-- START --

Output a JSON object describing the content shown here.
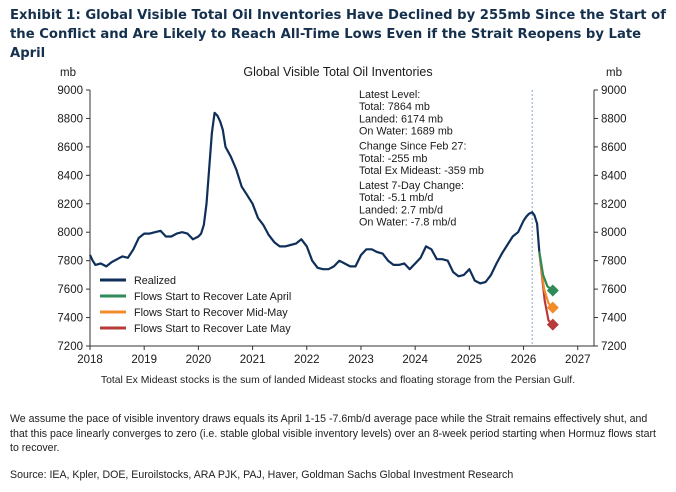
{
  "exhibit_title": "Exhibit 1: Global Visible Total Oil Inventories Have Declined by 255mb Since the Start of the Conflict and Are Likely to Reach All-Time Lows Even if the Strait Reopens by Late April",
  "note_below_chart": "Total Ex Mideast stocks is the sum of landed Mideast stocks and floating storage from the Persian Gulf.",
  "assumption_text": "We assume the pace of visible inventory draws equals its April 1-15 -7.6mb/d average pace while the Strait remains effectively shut, and that this pace linearly converges to zero (i.e. stable global visible inventory levels) over an 8-week period starting when Hormuz flows start to recover.",
  "source_text": "Source: IEA, Kpler, DOE, Euroilstocks, ARA PJK, PAJ, Haver, Goldman Sachs Global Investment Research",
  "colors": {
    "realized": "#0f2f5a",
    "late_april": "#2e8b57",
    "mid_may": "#f28c28",
    "late_may": "#b83b3b",
    "marker_line": "#8aa6c1"
  },
  "chart_data": {
    "type": "line",
    "title": "Global Visible Total Oil Inventories",
    "ylabel_left": "mb",
    "ylabel_right": "mb",
    "ylim": [
      7200,
      9000
    ],
    "yticks": [
      7200,
      7400,
      7600,
      7800,
      8000,
      8200,
      8400,
      8600,
      8800,
      9000
    ],
    "xlim": [
      2018.0,
      2027.3
    ],
    "xticks": [
      "2018",
      "2019",
      "2020",
      "2021",
      "2022",
      "2023",
      "2024",
      "2025",
      "2026",
      "2027"
    ],
    "grid": false,
    "vertical_marker_x": 2026.16,
    "legend_position": "bottom-left",
    "annotation_lines": [
      "Latest Level:",
      "Total: 7864 mb",
      "Landed: 6174 mb",
      "On Water: 1689 mb",
      "Change Since Feb 27:",
      "Total: -255 mb",
      "Total Ex Mideast: -359 mb",
      "Latest 7-Day Change:",
      "Total: -5.1 mb/d",
      "Landed: 2.7 mb/d",
      "On Water: -7.8 mb/d"
    ],
    "series": [
      {
        "name": "Realized",
        "style": "line",
        "x": [
          2018.0,
          2018.05,
          2018.1,
          2018.2,
          2018.3,
          2018.4,
          2018.5,
          2018.6,
          2018.7,
          2018.8,
          2018.9,
          2019.0,
          2019.1,
          2019.2,
          2019.3,
          2019.4,
          2019.5,
          2019.6,
          2019.7,
          2019.8,
          2019.9,
          2020.0,
          2020.05,
          2020.1,
          2020.15,
          2020.2,
          2020.25,
          2020.3,
          2020.35,
          2020.4,
          2020.45,
          2020.5,
          2020.6,
          2020.7,
          2020.8,
          2020.9,
          2021.0,
          2021.1,
          2021.2,
          2021.3,
          2021.4,
          2021.5,
          2021.6,
          2021.7,
          2021.8,
          2021.9,
          2022.0,
          2022.1,
          2022.2,
          2022.3,
          2022.4,
          2022.5,
          2022.6,
          2022.7,
          2022.8,
          2022.9,
          2023.0,
          2023.1,
          2023.2,
          2023.3,
          2023.4,
          2023.5,
          2023.6,
          2023.7,
          2023.8,
          2023.9,
          2024.0,
          2024.1,
          2024.2,
          2024.3,
          2024.4,
          2024.5,
          2024.6,
          2024.7,
          2024.8,
          2024.9,
          2025.0,
          2025.1,
          2025.2,
          2025.3,
          2025.4,
          2025.5,
          2025.6,
          2025.7,
          2025.8,
          2025.9,
          2026.0,
          2026.05,
          2026.1,
          2026.16,
          2026.2,
          2026.25,
          2026.29
        ],
        "y": [
          7840,
          7800,
          7770,
          7780,
          7760,
          7790,
          7810,
          7830,
          7820,
          7880,
          7960,
          7990,
          7990,
          8000,
          8010,
          7970,
          7970,
          7990,
          8000,
          7990,
          7950,
          7970,
          7990,
          8050,
          8200,
          8450,
          8700,
          8840,
          8820,
          8780,
          8720,
          8600,
          8530,
          8440,
          8320,
          8260,
          8200,
          8100,
          8050,
          7980,
          7930,
          7900,
          7900,
          7910,
          7920,
          7950,
          7900,
          7800,
          7750,
          7740,
          7740,
          7760,
          7800,
          7780,
          7760,
          7760,
          7840,
          7880,
          7880,
          7860,
          7850,
          7800,
          7770,
          7770,
          7780,
          7740,
          7780,
          7820,
          7900,
          7880,
          7810,
          7810,
          7800,
          7720,
          7690,
          7700,
          7740,
          7660,
          7640,
          7650,
          7700,
          7780,
          7850,
          7910,
          7970,
          8000,
          8080,
          8110,
          8130,
          8140,
          8120,
          8060,
          7864
        ]
      },
      {
        "name": "Flows Start to Recover Late April",
        "style": "line+diamond",
        "x": [
          2026.29,
          2026.36,
          2026.44,
          2026.54
        ],
        "y": [
          7864,
          7700,
          7620,
          7590
        ]
      },
      {
        "name": "Flows Start to Recover Mid-May",
        "style": "line+diamond",
        "x": [
          2026.29,
          2026.38,
          2026.46,
          2026.54
        ],
        "y": [
          7864,
          7600,
          7500,
          7470
        ]
      },
      {
        "name": "Flows Start to Recover Late May",
        "style": "line+diamond",
        "x": [
          2026.29,
          2026.39,
          2026.46,
          2026.54
        ],
        "y": [
          7864,
          7520,
          7380,
          7350
        ]
      }
    ]
  }
}
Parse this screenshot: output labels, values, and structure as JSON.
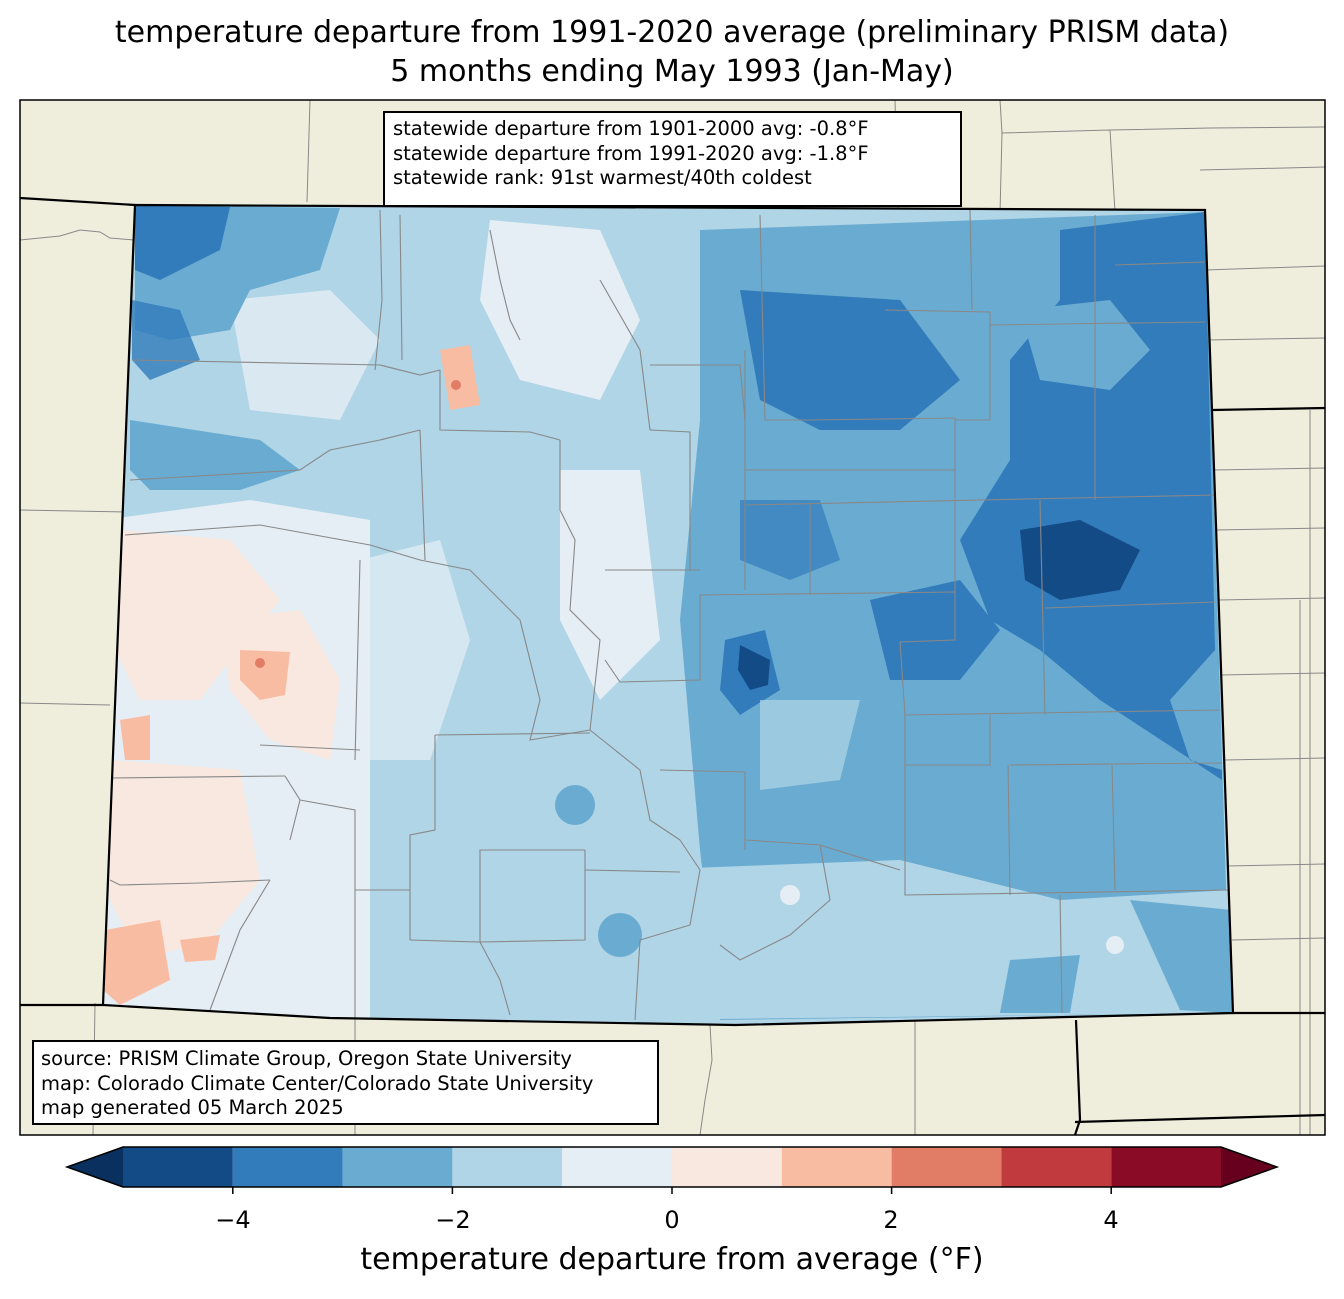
{
  "title": {
    "line1": "temperature departure from 1991-2020 average (preliminary PRISM data)",
    "line2": "5 months ending May 1993 (Jan-May)"
  },
  "stats": {
    "line1": "statewide departure from 1901-2000 avg: -0.8°F",
    "line2": "statewide departure from 1991-2020 avg: -1.8°F",
    "line3": "statewide rank: 91st warmest/40th coldest"
  },
  "source": {
    "line1": "source: PRISM Climate Group, Oregon State University",
    "line2": "map: Colorado Climate Center/Colorado State University",
    "line3": "map generated 05 March 2025"
  },
  "colorbar": {
    "label": "temperature departure from average (°F)",
    "ticks": [
      "−4",
      "−2",
      "0",
      "2",
      "4"
    ],
    "min": -5,
    "max": 5,
    "bins": [
      {
        "from": -5,
        "to": -4,
        "color": "#134b87"
      },
      {
        "from": -4,
        "to": -3,
        "color": "#327cbb"
      },
      {
        "from": -3,
        "to": -2,
        "color": "#6aacd1"
      },
      {
        "from": -2,
        "to": -1,
        "color": "#b0d5e7"
      },
      {
        "from": -1,
        "to": 0,
        "color": "#e5eef4"
      },
      {
        "from": 0,
        "to": 1,
        "color": "#f9e8df"
      },
      {
        "from": 1,
        "to": 2,
        "color": "#f8bca2"
      },
      {
        "from": 2,
        "to": 3,
        "color": "#e17d66"
      },
      {
        "from": 3,
        "to": 4,
        "color": "#c03a3e"
      },
      {
        "from": 4,
        "to": 5,
        "color": "#8a0b25"
      }
    ],
    "under_color": "#0a3060",
    "over_color": "#67001f"
  },
  "colors": {
    "land": "#efeedd",
    "county_lines": "#888888",
    "state_lines": "#000000"
  }
}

-- END --

Exercise objective: Pick out the lines containing the string "average" and show them.

Response below:
  "assumption_text": "We assume the pace of visible inventory draws equals its April 1-15 -7.6mb/d average pace while the Strait remains effectively shut, and that this pace linearly converges to zero (i.e. stable global visible inventory levels) over an 8-week period starting when Hormuz flows start to recover.",
    "line1": "temperature departure from 1991-2020 average (preliminary PRISM data)",
    "label": "temperature departure from average (°F)",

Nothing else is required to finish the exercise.